Nobody doubts that Floyd is a defensive genius with unreal reaction time but he was doing a whole lot of #2 too. Those rules are intended to prevent injury to the fighters. Floyd may be a "great technical boxer" by exploiting them but it makes for a boring fight. Floyd clearly outfoxed Conor though, how I see it. Conor's best chance was to KO Floyd early but because Mayweather deliberately lost the first few rounds, Conor's thinking "JAYSUS LADS IM OUTBOXING FOOKIN MAYWEDDER" and doesn't risk the big punch. Floyd was just letting him get gassed until Floyd could win. But I think if Floyd had had to really dodge and be on alert against every single MG offensive, then the endurance gap wouldn't have widened so early AND maybe MG lands a fight-changing punch.

It's ironic that Floyd finally adopted a strategy that made his fight look interesting (if deceptively so) in what's possibly the last fight of his career.

EDIT: I think the ref was right to stop it where it stopped btw. It was over.


----------



## Smikes77 (Aug 27, 2017)

TheNorseman said:


> I thought McGregor had a punchers chance. I honestly did not think the fight would go as it did. I am pleased with the outcome.
○ ○ ○
# TO BE DONE:
(1) Transcribe the stretch of the boxing forum thread from "EDIT: I think" through "with the outcome.".
(2) In the boxing forum thread, what does the first post say the rules are intended to prevent?
The material comes from a different source than the boxing forum thread.

Spatial annotation entries
○ ○ ○
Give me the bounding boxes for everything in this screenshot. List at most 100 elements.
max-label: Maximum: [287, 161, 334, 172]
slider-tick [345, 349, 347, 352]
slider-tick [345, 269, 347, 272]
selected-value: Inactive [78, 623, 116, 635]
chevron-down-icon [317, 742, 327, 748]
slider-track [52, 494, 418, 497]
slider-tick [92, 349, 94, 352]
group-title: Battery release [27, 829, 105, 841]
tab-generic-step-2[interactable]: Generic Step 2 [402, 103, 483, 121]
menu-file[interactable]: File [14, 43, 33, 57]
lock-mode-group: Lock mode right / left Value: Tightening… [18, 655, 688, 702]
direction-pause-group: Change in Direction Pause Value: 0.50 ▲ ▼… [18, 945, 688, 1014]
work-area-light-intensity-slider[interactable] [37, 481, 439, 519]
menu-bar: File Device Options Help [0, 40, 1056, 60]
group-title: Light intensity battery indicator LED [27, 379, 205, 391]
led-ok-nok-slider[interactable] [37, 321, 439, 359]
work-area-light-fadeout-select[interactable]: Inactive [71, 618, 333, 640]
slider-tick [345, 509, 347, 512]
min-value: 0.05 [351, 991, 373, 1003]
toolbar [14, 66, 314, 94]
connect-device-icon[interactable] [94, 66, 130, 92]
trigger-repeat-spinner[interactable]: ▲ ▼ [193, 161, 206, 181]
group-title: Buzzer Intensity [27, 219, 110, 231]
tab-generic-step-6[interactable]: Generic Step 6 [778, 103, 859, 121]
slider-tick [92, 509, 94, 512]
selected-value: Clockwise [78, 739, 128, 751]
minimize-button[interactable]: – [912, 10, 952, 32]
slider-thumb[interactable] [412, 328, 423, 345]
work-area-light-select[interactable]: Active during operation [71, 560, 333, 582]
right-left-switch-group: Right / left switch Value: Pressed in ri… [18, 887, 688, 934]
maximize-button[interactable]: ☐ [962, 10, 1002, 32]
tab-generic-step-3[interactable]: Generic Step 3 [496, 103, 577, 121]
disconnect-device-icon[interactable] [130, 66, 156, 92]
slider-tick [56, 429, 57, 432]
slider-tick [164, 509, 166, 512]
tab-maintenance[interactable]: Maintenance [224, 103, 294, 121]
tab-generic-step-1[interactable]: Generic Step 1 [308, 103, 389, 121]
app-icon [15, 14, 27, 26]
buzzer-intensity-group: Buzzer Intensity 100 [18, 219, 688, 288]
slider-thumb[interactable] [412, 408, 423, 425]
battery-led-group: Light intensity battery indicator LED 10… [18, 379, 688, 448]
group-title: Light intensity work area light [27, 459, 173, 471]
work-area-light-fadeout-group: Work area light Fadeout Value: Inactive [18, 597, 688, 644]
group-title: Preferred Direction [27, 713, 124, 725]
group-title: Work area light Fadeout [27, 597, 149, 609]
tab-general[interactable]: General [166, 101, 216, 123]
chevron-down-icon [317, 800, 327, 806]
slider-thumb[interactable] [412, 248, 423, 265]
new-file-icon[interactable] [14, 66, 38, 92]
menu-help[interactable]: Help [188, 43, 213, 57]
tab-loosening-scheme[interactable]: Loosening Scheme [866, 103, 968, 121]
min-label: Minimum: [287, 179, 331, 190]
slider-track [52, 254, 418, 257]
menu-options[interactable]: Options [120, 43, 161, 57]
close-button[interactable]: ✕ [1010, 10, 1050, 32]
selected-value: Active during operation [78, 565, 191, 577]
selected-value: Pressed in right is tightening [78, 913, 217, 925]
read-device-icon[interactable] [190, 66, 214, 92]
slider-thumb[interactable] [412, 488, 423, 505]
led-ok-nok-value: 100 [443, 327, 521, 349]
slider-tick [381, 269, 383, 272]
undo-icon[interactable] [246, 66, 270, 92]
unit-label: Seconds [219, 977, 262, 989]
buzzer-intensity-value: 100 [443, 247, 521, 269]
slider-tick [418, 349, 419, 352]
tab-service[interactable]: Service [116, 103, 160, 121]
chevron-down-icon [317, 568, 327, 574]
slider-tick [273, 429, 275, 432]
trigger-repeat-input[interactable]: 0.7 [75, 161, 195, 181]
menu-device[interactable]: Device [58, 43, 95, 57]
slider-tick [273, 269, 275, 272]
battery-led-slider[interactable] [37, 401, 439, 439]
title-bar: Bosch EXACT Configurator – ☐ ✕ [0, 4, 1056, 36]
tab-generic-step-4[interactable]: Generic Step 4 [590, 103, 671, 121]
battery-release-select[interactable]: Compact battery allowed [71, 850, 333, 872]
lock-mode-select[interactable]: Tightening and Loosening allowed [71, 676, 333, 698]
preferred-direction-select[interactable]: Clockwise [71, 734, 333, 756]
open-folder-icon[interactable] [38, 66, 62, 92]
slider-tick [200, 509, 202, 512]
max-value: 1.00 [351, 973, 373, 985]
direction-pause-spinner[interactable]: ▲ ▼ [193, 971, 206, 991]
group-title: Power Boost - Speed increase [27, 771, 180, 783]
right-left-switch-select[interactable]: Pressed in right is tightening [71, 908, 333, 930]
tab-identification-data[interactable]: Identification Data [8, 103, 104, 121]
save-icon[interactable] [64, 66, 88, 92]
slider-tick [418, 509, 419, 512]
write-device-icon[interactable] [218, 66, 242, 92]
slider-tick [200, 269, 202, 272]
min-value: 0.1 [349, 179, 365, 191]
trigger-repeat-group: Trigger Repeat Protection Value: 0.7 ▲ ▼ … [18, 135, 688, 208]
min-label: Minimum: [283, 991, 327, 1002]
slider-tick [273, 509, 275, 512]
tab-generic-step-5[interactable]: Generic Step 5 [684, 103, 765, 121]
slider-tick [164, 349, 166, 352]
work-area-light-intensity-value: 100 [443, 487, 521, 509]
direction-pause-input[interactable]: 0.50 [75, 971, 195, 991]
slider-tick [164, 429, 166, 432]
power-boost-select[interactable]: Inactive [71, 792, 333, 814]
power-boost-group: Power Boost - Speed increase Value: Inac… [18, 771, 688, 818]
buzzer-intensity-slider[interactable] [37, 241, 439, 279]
○ ○ ○
# RESPONSES FOR EACH TASK:
(1)
EDIT: I think the ref was right to stop it where it stopped btw. It was over.


----------



## Smikes77 (Aug 27, 2017)

TheNorseman said:


> I thought McGregor had a punchers chance. I honestly did not think the fight would go as it did. I am pleased with the outcome.

(2) Injury to the fighters.